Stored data
● ● ● ● ● ● ●

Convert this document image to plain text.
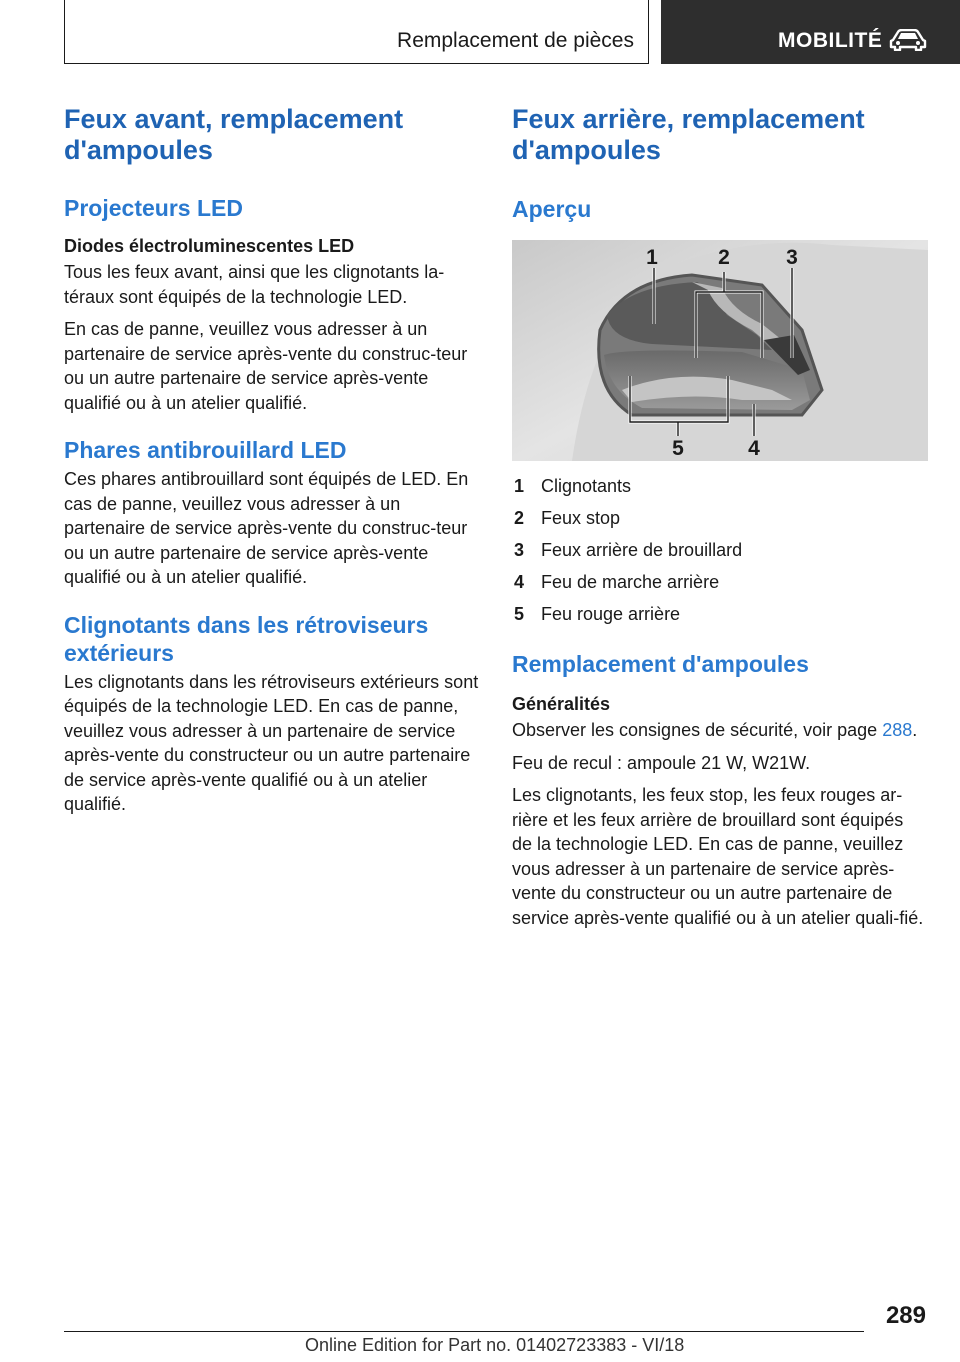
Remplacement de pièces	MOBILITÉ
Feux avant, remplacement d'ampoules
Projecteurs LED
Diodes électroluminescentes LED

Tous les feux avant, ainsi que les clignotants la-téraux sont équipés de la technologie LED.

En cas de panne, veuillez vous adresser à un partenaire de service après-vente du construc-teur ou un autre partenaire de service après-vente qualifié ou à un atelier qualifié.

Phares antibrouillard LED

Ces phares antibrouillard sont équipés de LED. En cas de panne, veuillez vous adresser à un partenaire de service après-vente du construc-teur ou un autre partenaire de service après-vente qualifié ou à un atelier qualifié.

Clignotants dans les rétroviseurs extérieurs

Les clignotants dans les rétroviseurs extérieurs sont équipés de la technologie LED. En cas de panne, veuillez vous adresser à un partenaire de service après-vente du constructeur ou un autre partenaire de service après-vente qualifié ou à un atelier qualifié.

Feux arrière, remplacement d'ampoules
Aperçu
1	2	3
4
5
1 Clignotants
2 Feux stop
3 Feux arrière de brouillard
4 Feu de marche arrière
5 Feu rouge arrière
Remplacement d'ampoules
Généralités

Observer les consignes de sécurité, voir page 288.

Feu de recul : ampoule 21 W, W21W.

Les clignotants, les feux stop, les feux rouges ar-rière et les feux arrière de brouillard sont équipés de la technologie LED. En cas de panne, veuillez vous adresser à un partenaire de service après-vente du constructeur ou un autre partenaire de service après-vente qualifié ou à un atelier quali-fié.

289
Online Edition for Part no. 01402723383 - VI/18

● ● ● ● ● ● ●

■ AIM ■
Leave out all images, then reproduce the entries above exactly.

■ THE ANSWER ■
Convert this document image to plain text.
Remplacement de pièces	MOBILITÉ
Feux avant, remplacement d'ampoules
Projecteurs LED
Diodes électroluminescentes LED

Tous les feux avant, ainsi que les clignotants la-téraux sont équipés de la technologie LED.

En cas de panne, veuillez vous adresser à un partenaire de service après-vente du construc-teur ou un autre partenaire de service après-vente qualifié ou à un atelier qualifié.

Phares antibrouillard LED

Ces phares antibrouillard sont équipés de LED. En cas de panne, veuillez vous adresser à un partenaire de service après-vente du construc-teur ou un autre partenaire de service après-vente qualifié ou à un atelier qualifié.

Clignotants dans les rétroviseurs extérieurs

Les clignotants dans les rétroviseurs extérieurs sont équipés de la technologie LED. En cas de panne, veuillez vous adresser à un partenaire de service après-vente du constructeur ou un autre partenaire de service après-vente qualifié ou à un atelier qualifié.

Feux arrière, remplacement d'ampoules
Aperçu
1	2	3
4
5
1 Clignotants
2 Feux stop
3 Feux arrière de brouillard
4 Feu de marche arrière
5 Feu rouge arrière
Remplacement d'ampoules
Généralités

Observer les consignes de sécurité, voir page 288.

Feu de recul : ampoule 21 W, W21W.

Les clignotants, les feux stop, les feux rouges ar-rière et les feux arrière de brouillard sont équipés de la technologie LED. En cas de panne, veuillez vous adresser à un partenaire de service après-vente du constructeur ou un autre partenaire de service après-vente qualifié ou à un atelier quali-fié.

289
Online Edition for Part no. 01402723383 - VI/18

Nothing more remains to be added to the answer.